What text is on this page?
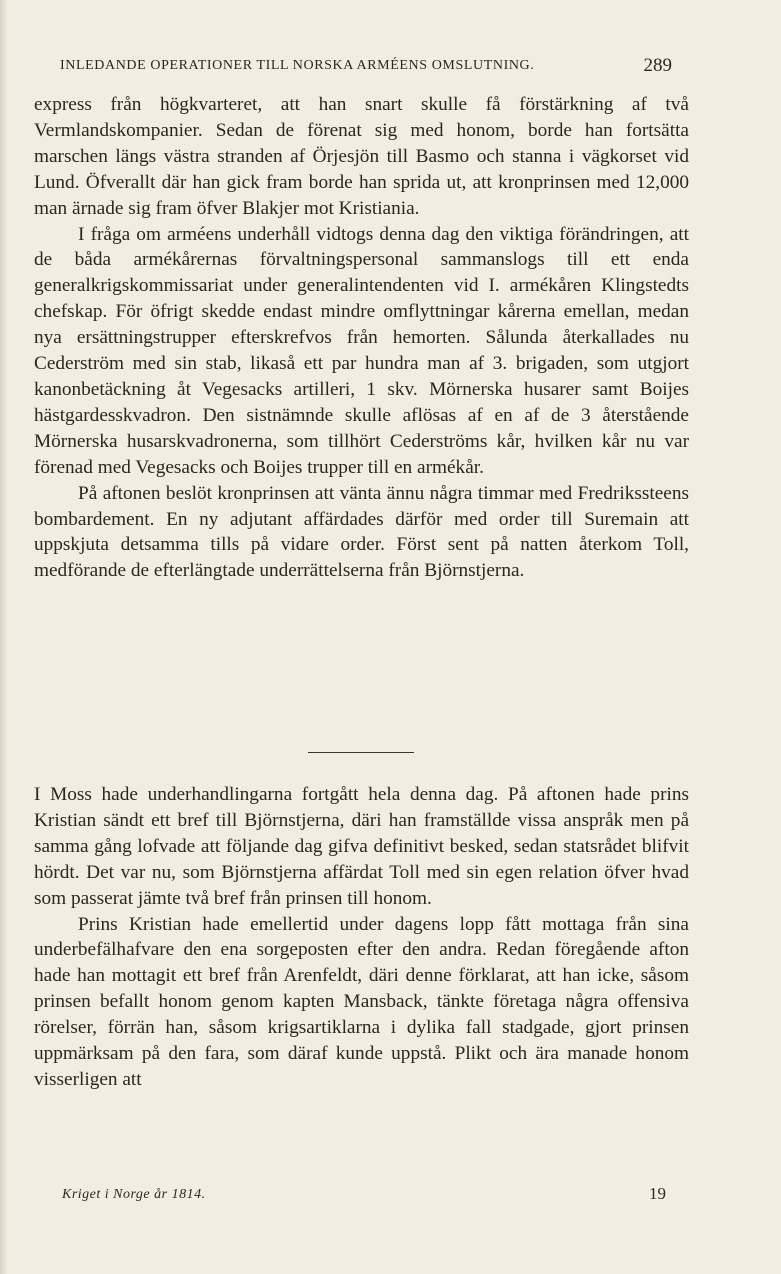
INLEDANDE OPERATIONER TILL NORSKA ARMÉENS OMSLUTNING.	289

express från högkvarteret, att han snart skulle få förstärkning af två Vermlandskompanier. Sedan de förenat sig med honom, borde han fortsätta marschen längs västra stranden af Örjesjön till Basmo och stanna i vägkorset vid Lund. Öfverallt där han gick fram borde han sprida ut, att kronprinsen med 12,000 man ärnade sig fram öfver Blakjer mot Kristiania.

I fråga om arméens underhåll vidtogs denna dag den viktiga förändringen, att de båda armékårernas förvaltningspersonal sammanslogs till ett enda generalkrigskommissariat under generalintendenten vid I. armékåren Klingstedts chefskap. För öfrigt skedde endast mindre omflyttningar kårerna emellan, medan nya ersättningstrupper efterskrefvos från hemorten. Sålunda återkallades nu Cederström med sin stab, likaså ett par hundra man af 3. brigaden, som utgjort kanonbetäckning åt Vegesacks artilleri, 1 skv. Mörnerska husarer samt Boijes hästgardesskvadron. Den sistnämnde skulle aflösas af en af de 3 återstående Mörnerska husarskvadronerna, som tillhört Cederströms kår, hvilken kår nu var förenad med Vegesacks och Boijes trupper till en armékår.

På aftonen beslöt kronprinsen att vänta ännu några timmar med Fredrikssteens bombardement. En ny adjutant affärdades därför med order till Suremain att uppskjuta detsamma tills på vidare order. Först sent på natten återkom Toll, medförande de efterlängtade underrättelserna från Björnstjerna.

I Moss hade underhandlingarna fortgått hela denna dag. På aftonen hade prins Kristian sändt ett bref till Björnstjerna, däri han framställde vissa anspråk men på samma gång lofvade att följande dag gifva definitivt besked, sedan statsrådet blifvit hördt. Det var nu, som Björnstjerna affärdat Toll med sin egen relation öfver hvad som passerat jämte två bref från prinsen till honom.

Prins Kristian hade emellertid under dagens lopp fått mottaga från sina underbefälhafvare den ena sorgeposten efter den andra. Redan föregående afton hade han mottagit ett bref från Arenfeldt, däri denne förklarat, att han icke, såsom prinsen befallt honom genom kapten Mansback, tänkte företaga några offensiva rörelser, förrän han, såsom krigsartiklarna i dylika fall stadgade, gjort prinsen uppmärksam på den fara, som däraf kunde uppstå. Plikt och ära manade honom visserligen att

Kriget i Norge år 1814.	19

WORK REQUEST => Nothing but the lines holding the word "öfver" should be returned from the listing above.

TASK RESULT =>
express från högkvarteret, att han snart skulle få förstärkning af två Vermlandskompanier. Sedan de förenat sig med honom, borde han fortsätta marschen längs västra stranden af Örjesjön till Basmo och stanna i vägkorset vid Lund. Öfverallt där han gick fram borde han sprida ut, att kronprinsen med 12,000 man ärnade sig fram öfver Blakjer mot Kristiania.
I Moss hade underhandlingarna fortgått hela denna dag. På aftonen hade prins Kristian sändt ett bref till Björnstjerna, däri han framställde vissa anspråk men på samma gång lofvade att följande dag gifva definitivt besked, sedan statsrådet blifvit hördt. Det var nu, som Björnstjerna affärdat Toll med sin egen relation öfver hvad som passerat jämte två bref från prinsen till honom.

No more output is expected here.